*What the exercise asks*. Pick every line from the data that holds the word "DataTableGenerator".

==== Information given

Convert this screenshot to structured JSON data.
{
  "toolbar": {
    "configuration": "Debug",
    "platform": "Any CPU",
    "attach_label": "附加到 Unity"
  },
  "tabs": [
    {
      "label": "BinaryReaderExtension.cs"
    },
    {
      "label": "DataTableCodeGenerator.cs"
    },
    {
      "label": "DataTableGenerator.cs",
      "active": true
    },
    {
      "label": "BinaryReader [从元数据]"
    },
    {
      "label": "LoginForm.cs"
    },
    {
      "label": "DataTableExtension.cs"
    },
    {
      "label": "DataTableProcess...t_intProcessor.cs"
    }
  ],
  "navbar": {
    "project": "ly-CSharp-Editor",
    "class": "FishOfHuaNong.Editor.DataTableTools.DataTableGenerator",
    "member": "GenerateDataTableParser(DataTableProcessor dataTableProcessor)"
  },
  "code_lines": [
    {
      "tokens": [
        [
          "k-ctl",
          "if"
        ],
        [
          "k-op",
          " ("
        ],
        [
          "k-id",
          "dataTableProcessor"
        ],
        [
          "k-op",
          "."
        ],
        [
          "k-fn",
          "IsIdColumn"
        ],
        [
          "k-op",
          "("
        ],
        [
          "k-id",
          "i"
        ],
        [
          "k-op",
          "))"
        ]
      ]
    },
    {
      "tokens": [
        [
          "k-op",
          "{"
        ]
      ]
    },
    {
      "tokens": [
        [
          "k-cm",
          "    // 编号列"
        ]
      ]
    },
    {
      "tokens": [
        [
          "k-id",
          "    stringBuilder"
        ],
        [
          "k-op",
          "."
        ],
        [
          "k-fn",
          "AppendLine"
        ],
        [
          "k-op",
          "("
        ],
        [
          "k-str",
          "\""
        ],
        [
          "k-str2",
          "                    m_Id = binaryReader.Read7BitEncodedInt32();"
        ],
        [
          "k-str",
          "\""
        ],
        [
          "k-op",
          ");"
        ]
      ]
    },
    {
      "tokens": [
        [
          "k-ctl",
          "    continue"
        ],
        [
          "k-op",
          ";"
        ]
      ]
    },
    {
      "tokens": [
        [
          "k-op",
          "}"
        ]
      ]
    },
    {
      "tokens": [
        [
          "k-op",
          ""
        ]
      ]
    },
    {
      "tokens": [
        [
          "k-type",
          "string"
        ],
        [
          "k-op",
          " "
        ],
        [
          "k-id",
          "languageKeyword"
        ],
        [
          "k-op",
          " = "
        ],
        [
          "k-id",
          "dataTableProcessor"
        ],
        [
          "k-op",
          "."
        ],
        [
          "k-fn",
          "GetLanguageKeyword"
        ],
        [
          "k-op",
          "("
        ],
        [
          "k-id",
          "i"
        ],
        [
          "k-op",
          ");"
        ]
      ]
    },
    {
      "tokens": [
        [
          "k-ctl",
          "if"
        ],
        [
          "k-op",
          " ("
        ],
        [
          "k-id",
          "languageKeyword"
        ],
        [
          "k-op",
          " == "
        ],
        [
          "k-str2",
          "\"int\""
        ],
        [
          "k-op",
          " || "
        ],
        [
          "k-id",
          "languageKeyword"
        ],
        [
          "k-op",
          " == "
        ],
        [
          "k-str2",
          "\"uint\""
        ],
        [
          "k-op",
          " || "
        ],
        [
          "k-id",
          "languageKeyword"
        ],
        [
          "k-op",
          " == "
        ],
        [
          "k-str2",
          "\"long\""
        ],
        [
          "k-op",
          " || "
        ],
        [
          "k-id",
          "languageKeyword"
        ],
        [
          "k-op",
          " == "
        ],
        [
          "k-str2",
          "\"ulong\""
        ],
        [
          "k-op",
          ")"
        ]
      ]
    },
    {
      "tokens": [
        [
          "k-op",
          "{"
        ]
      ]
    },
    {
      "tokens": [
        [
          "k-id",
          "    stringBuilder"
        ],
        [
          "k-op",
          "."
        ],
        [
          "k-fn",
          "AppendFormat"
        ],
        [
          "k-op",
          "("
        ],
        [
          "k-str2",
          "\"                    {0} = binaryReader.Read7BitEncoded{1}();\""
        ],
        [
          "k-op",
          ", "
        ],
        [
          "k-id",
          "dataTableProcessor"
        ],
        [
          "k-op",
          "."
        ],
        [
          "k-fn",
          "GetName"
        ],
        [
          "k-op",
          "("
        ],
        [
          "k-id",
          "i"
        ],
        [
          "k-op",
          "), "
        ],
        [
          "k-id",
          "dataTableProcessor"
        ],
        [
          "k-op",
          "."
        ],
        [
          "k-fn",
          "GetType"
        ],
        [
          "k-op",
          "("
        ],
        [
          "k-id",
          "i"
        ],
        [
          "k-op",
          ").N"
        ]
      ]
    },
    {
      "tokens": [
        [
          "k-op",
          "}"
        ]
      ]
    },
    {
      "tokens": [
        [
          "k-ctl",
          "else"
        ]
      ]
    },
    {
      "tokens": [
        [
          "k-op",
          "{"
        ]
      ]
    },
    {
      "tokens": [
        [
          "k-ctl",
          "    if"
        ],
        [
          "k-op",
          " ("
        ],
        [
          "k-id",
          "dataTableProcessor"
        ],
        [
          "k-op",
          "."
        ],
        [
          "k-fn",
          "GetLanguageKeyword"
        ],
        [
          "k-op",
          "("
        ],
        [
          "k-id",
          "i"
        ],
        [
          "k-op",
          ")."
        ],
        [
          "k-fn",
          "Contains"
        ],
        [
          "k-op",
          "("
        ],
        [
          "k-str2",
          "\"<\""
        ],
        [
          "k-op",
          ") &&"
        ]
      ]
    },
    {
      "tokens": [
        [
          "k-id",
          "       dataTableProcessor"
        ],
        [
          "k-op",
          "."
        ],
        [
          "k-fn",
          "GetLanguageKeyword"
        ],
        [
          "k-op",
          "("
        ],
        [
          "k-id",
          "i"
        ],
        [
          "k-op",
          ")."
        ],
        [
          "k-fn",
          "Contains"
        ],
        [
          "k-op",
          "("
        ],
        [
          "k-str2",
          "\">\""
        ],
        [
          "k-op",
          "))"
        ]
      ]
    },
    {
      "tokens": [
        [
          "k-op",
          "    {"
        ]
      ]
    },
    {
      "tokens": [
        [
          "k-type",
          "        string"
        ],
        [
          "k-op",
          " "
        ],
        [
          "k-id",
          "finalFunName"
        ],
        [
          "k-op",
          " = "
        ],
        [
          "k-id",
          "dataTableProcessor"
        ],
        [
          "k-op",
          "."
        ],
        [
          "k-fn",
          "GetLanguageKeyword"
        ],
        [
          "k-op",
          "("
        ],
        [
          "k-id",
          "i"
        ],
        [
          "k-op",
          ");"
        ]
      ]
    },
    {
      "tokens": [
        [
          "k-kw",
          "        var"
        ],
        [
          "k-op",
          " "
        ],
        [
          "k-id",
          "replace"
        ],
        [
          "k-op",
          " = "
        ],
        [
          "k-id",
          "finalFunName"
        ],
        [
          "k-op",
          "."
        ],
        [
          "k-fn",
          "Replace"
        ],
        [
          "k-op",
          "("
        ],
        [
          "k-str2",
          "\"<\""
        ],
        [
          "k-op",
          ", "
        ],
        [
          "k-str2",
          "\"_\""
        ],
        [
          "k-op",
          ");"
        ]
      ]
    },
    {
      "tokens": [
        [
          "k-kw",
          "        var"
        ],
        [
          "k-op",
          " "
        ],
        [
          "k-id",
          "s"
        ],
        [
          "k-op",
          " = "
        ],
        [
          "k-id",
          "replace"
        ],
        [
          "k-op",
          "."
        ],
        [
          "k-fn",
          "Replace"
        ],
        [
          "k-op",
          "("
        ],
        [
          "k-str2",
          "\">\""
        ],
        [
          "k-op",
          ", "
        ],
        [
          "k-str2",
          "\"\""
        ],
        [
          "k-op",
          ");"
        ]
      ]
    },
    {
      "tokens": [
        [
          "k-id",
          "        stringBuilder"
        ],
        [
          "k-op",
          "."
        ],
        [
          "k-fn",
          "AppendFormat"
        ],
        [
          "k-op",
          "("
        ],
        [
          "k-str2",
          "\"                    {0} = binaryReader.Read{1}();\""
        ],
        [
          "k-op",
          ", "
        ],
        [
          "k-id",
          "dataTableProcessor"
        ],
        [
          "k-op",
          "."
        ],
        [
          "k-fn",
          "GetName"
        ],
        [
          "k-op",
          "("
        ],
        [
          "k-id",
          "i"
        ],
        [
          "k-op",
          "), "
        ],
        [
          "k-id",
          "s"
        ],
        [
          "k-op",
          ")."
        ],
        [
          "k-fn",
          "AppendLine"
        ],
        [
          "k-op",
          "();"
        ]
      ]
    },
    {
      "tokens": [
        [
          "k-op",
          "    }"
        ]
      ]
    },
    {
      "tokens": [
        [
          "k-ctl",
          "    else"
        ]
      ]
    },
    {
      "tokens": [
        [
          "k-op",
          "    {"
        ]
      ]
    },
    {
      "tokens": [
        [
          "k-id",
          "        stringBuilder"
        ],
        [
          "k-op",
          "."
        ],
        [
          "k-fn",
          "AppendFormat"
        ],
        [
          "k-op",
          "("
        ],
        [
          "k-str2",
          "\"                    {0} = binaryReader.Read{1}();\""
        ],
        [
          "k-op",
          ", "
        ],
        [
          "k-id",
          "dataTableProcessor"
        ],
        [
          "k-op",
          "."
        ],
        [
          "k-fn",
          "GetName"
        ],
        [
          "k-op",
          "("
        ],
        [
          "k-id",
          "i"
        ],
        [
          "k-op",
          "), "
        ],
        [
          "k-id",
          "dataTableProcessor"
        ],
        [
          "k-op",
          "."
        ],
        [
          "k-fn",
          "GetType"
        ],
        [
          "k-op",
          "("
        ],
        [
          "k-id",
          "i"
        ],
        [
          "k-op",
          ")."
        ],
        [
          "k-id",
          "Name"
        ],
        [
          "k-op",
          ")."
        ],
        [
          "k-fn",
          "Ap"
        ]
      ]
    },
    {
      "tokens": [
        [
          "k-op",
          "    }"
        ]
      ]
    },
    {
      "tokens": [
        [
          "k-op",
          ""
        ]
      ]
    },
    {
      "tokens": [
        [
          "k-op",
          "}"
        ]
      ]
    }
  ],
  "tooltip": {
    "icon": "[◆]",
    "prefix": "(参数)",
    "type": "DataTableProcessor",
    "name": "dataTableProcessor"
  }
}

========

*Answer to this problem*.
      "label": "DataTableGenerator.cs",
    "class": "FishOfHuaNong.Editor.DataTableTools.DataTableGenerator",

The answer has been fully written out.